### The request
Leave out the pictures, then reproduce the rest of the material exactly.
___ The data ___
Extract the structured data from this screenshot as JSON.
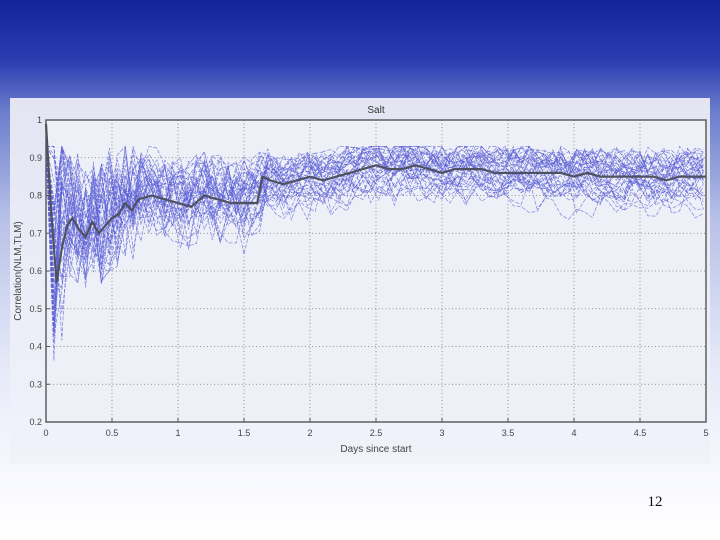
{
  "slide": {
    "number": "12"
  },
  "chart_data": {
    "type": "line",
    "title": "Salt",
    "xlabel": "Days since start",
    "ylabel": "Correlation(NLM,TLM)",
    "xlim": [
      0,
      5
    ],
    "ylim": [
      0.2,
      1
    ],
    "x_ticks": [
      "0",
      "0.5",
      "1",
      "1.5",
      "2",
      "2.5",
      "3",
      "3.5",
      "4",
      "4.5",
      "5"
    ],
    "y_ticks": [
      "0.2",
      "0.3",
      "0.4",
      "0.5",
      "0.6",
      "0.7",
      "0.8",
      "0.9",
      "1"
    ],
    "grid": true,
    "colors": {
      "ensemble": "#5a5fd6",
      "mean": "#4f5060",
      "axes": "#555555",
      "grid": "#777777"
    },
    "ensemble_description_count": 40,
    "mean_series": {
      "x": [
        0,
        0.04,
        0.08,
        0.12,
        0.16,
        0.2,
        0.25,
        0.3,
        0.35,
        0.4,
        0.45,
        0.5,
        0.55,
        0.6,
        0.65,
        0.7,
        0.8,
        0.9,
        1.0,
        1.1,
        1.2,
        1.3,
        1.4,
        1.5,
        1.6,
        1.64,
        1.7,
        1.8,
        1.9,
        2.0,
        2.1,
        2.2,
        2.3,
        2.4,
        2.5,
        2.6,
        2.7,
        2.8,
        2.9,
        3.0,
        3.1,
        3.2,
        3.3,
        3.4,
        3.5,
        3.6,
        3.7,
        3.8,
        3.9,
        4.0,
        4.1,
        4.2,
        4.3,
        4.4,
        4.5,
        4.6,
        4.7,
        4.8,
        4.9,
        5.0
      ],
      "y": [
        0.99,
        0.75,
        0.57,
        0.66,
        0.72,
        0.74,
        0.71,
        0.69,
        0.73,
        0.7,
        0.72,
        0.74,
        0.75,
        0.78,
        0.76,
        0.79,
        0.8,
        0.79,
        0.78,
        0.77,
        0.8,
        0.79,
        0.78,
        0.78,
        0.78,
        0.85,
        0.84,
        0.83,
        0.84,
        0.85,
        0.84,
        0.85,
        0.86,
        0.87,
        0.88,
        0.87,
        0.87,
        0.88,
        0.87,
        0.86,
        0.87,
        0.87,
        0.87,
        0.86,
        0.86,
        0.86,
        0.86,
        0.86,
        0.86,
        0.85,
        0.86,
        0.85,
        0.85,
        0.85,
        0.85,
        0.85,
        0.84,
        0.85,
        0.85,
        0.85
      ]
    }
  }
}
___
### Solved problem
Extract the structured data from this screenshot as JSON.
{
  "slide": {
    "number": "12"
  },
  "chart_data": {
    "type": "line",
    "title": "Salt",
    "xlabel": "Days since start",
    "ylabel": "Correlation(NLM,TLM)",
    "xlim": [
      0,
      5
    ],
    "ylim": [
      0.2,
      1
    ],
    "x_ticks": [
      "0",
      "0.5",
      "1",
      "1.5",
      "2",
      "2.5",
      "3",
      "3.5",
      "4",
      "4.5",
      "5"
    ],
    "y_ticks": [
      "0.2",
      "0.3",
      "0.4",
      "0.5",
      "0.6",
      "0.7",
      "0.8",
      "0.9",
      "1"
    ],
    "grid": true,
    "colors": {
      "ensemble": "#5a5fd6",
      "mean": "#4f5060",
      "axes": "#555555",
      "grid": "#777777"
    },
    "ensemble_description_count": 40,
    "mean_series": {
      "x": [
        0,
        0.04,
        0.08,
        0.12,
        0.16,
        0.2,
        0.25,
        0.3,
        0.35,
        0.4,
        0.45,
        0.5,
        0.55,
        0.6,
        0.65,
        0.7,
        0.8,
        0.9,
        1.0,
        1.1,
        1.2,
        1.3,
        1.4,
        1.5,
        1.6,
        1.64,
        1.7,
        1.8,
        1.9,
        2.0,
        2.1,
        2.2,
        2.3,
        2.4,
        2.5,
        2.6,
        2.7,
        2.8,
        2.9,
        3.0,
        3.1,
        3.2,
        3.3,
        3.4,
        3.5,
        3.6,
        3.7,
        3.8,
        3.9,
        4.0,
        4.1,
        4.2,
        4.3,
        4.4,
        4.5,
        4.6,
        4.7,
        4.8,
        4.9,
        5.0
      ],
      "y": [
        0.99,
        0.75,
        0.57,
        0.66,
        0.72,
        0.74,
        0.71,
        0.69,
        0.73,
        0.7,
        0.72,
        0.74,
        0.75,
        0.78,
        0.76,
        0.79,
        0.8,
        0.79,
        0.78,
        0.77,
        0.8,
        0.79,
        0.78,
        0.78,
        0.78,
        0.85,
        0.84,
        0.83,
        0.84,
        0.85,
        0.84,
        0.85,
        0.86,
        0.87,
        0.88,
        0.87,
        0.87,
        0.88,
        0.87,
        0.86,
        0.87,
        0.87,
        0.87,
        0.86,
        0.86,
        0.86,
        0.86,
        0.86,
        0.86,
        0.85,
        0.86,
        0.85,
        0.85,
        0.85,
        0.85,
        0.85,
        0.84,
        0.85,
        0.85,
        0.85
      ]
    }
  }
}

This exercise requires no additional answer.